# WHAT YOU NEED TO DO:
From the listing below, extract each line containing the string "GriddedATOMinusNTO".
== RECORDS FOR PROCESSING ==
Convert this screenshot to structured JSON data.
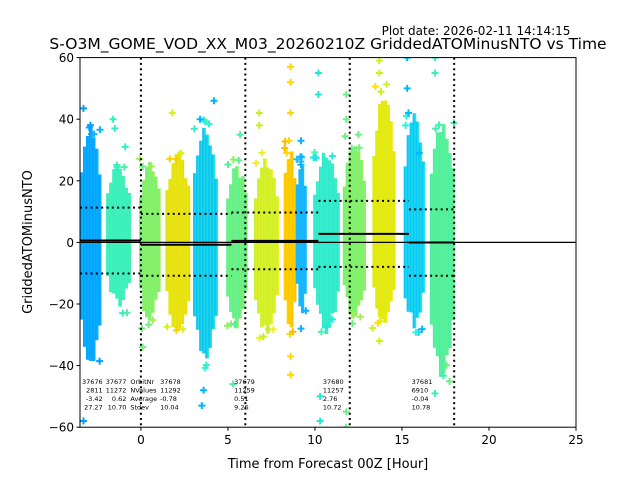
{
  "chart_data": {
    "type": "scatter",
    "title": "S-O3M_GOME_VOD_XX_M03_20260210Z GriddedATOMinusNTO vs Time",
    "plot_date": "Plot date: 2026-02-11 14:14:15",
    "xlabel": "Time from Forecast 00Z [Hour]",
    "ylabel": "GriddedATOMinusNTO",
    "xlim": [
      -3.5,
      25
    ],
    "ylim": [
      -60,
      60
    ],
    "xticks": [
      0,
      5,
      10,
      15,
      20,
      25
    ],
    "yticks": [
      -60,
      -40,
      -20,
      0,
      20,
      40,
      60
    ],
    "xtick_labels": [
      "0",
      "5",
      "10",
      "15",
      "20",
      "25"
    ],
    "ytick_labels": [
      "−60",
      "−40",
      "−20",
      "0",
      "20",
      "40",
      "60"
    ],
    "zero_line": 0,
    "orbit_boundaries": [
      0,
      6,
      12,
      18
    ],
    "swaths": [
      {
        "x0": -3.5,
        "x1": -2.3,
        "c0": "#00a0ff",
        "c1": "#10b4ff",
        "ymax": 38,
        "ymin": -42,
        "outliers": [
          [
            -3.3,
            43.5
          ],
          [
            -3.3,
            -58
          ]
        ]
      },
      {
        "x0": -2.0,
        "x1": -0.6,
        "c0": "#30f0c8",
        "c1": "#50f0a8",
        "ymax": 26,
        "ymin": -22,
        "outliers": [
          [
            -1.6,
            40
          ],
          [
            -1.5,
            37
          ],
          [
            -0.9,
            31
          ]
        ]
      },
      {
        "x0": -0.1,
        "x1": 1.1,
        "c0": "#70f080",
        "c1": "#a0f050",
        "ymax": 27,
        "ymin": -27,
        "outliers": [
          [
            0.1,
            -34
          ]
        ]
      },
      {
        "x0": 1.4,
        "x1": 2.8,
        "c0": "#d8f020",
        "c1": "#ffd000",
        "ymax": 30,
        "ymin": -30,
        "outliers": [
          [
            1.8,
            42
          ],
          [
            2.3,
            29
          ]
        ]
      },
      {
        "x0": 3.0,
        "x1": 4.4,
        "c0": "#00b4ff",
        "c1": "#30f0d0",
        "ymax": 38,
        "ymin": -40,
        "outliers": [
          [
            3.4,
            40
          ],
          [
            4.2,
            46
          ],
          [
            3.6,
            -48
          ],
          [
            3.5,
            -53
          ]
        ]
      },
      {
        "x0": 4.9,
        "x1": 6.1,
        "c0": "#50f0a0",
        "c1": "#90f060",
        "ymax": 26,
        "ymin": -28,
        "outliers": [
          [
            5.7,
            35
          ],
          [
            5.3,
            -46
          ]
        ]
      },
      {
        "x0": 6.5,
        "x1": 7.9,
        "c0": "#c0f030",
        "c1": "#f0f020",
        "ymax": 28,
        "ymin": -30,
        "outliers": [
          [
            6.8,
            42
          ],
          [
            6.8,
            38
          ]
        ]
      },
      {
        "x0": 8.2,
        "x1": 8.9,
        "c0": "#ffd800",
        "c1": "#ffb800",
        "ymax": 32,
        "ymin": -30,
        "outliers": [
          [
            8.6,
            57
          ],
          [
            8.6,
            52
          ],
          [
            8.6,
            42
          ],
          [
            8.6,
            -37
          ],
          [
            8.6,
            -43
          ]
        ]
      },
      {
        "x0": 8.9,
        "x1": 9.5,
        "c0": "#10b0ff",
        "c1": "#20c0ff",
        "ymax": 28,
        "ymin": -24,
        "outliers": [
          [
            9.2,
            33
          ],
          [
            9.2,
            -28
          ]
        ]
      },
      {
        "x0": 9.9,
        "x1": 11.4,
        "c0": "#20e8e0",
        "c1": "#50f0b0",
        "ymax": 30,
        "ymin": -30,
        "outliers": [
          [
            10.2,
            55
          ],
          [
            10.2,
            48
          ],
          [
            10.3,
            -50
          ],
          [
            10.3,
            -58
          ],
          [
            11.0,
            28
          ],
          [
            11.0,
            -25
          ]
        ]
      },
      {
        "x0": 11.6,
        "x1": 12.9,
        "c0": "#70f080",
        "c1": "#a0f050",
        "ymax": 34,
        "ymin": -26,
        "outliers": [
          [
            11.8,
            48
          ],
          [
            11.8,
            40
          ],
          [
            12.5,
            35
          ],
          [
            11.8,
            -55
          ],
          [
            11.8,
            -60
          ]
        ]
      },
      {
        "x0": 13.3,
        "x1": 14.6,
        "c0": "#d0f020",
        "c1": "#ffe000",
        "ymax": 50,
        "ymin": -28,
        "outliers": [
          [
            13.7,
            59
          ],
          [
            13.7,
            55
          ],
          [
            13.7,
            -32
          ]
        ]
      },
      {
        "x0": 15.1,
        "x1": 16.3,
        "c0": "#00b8ff",
        "c1": "#30f0e0",
        "ymax": 42,
        "ymin": -28,
        "outliers": [
          [
            15.3,
            60
          ],
          [
            15.3,
            50
          ],
          [
            16.0,
            29
          ]
        ]
      },
      {
        "x0": 16.6,
        "x1": 18.0,
        "c0": "#40f0b0",
        "c1": "#70f080",
        "ymax": 40,
        "ymin": -44,
        "outliers": [
          [
            16.9,
            60
          ],
          [
            16.9,
            55
          ],
          [
            16.9,
            -49
          ]
        ]
      }
    ],
    "mean_segments": [
      {
        "x0": -3.5,
        "x1": 0.0,
        "mean": 0.62,
        "plus_sd": 11.3,
        "minus_sd": -10.1
      },
      {
        "x0": 0.0,
        "x1": 5.2,
        "mean": -0.78,
        "plus_sd": 9.26,
        "minus_sd": -10.82
      },
      {
        "x0": 5.2,
        "x1": 10.2,
        "mean": 0.51,
        "plus_sd": 9.7,
        "minus_sd": -8.7
      },
      {
        "x0": 10.2,
        "x1": 15.4,
        "mean": 2.76,
        "plus_sd": 13.48,
        "minus_sd": -7.96
      },
      {
        "x0": 15.4,
        "x1": 18.0,
        "mean": -0.04,
        "plus_sd": 10.74,
        "minus_sd": -10.82
      }
    ],
    "legend_labels": [
      "OrbitNr",
      "NValues",
      "Average",
      "Stdev"
    ],
    "orbit_stats": [
      {
        "x": -2.7,
        "orbit": "37676",
        "nvalues": "2811",
        "average": "-3.42",
        "stdev": "27.27"
      },
      {
        "x": -2.2,
        "orbit": "37677",
        "nvalues": "11272",
        "average": "0.62",
        "stdev": "10.70"
      },
      {
        "x": 0.2,
        "orbit": "37678",
        "nvalues": "11292",
        "average": "-0.78",
        "stdev": "10.04"
      },
      {
        "x": 5.3,
        "orbit": "37679",
        "nvalues": "11259",
        "average": "0.51",
        "stdev": "9.26"
      },
      {
        "x": 10.4,
        "orbit": "37680",
        "nvalues": "11257",
        "average": "2.76",
        "stdev": "10.72"
      },
      {
        "x": 15.5,
        "orbit": "37681",
        "nvalues": "6910",
        "average": "-0.04",
        "stdev": "10.78"
      }
    ]
  }
}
===
# RESPONSE TO THE EXERCISE:
    "title": "S-O3M_GOME_VOD_XX_M03_20260210Z GriddedATOMinusNTO vs Time",
    "ylabel": "GriddedATOMinusNTO",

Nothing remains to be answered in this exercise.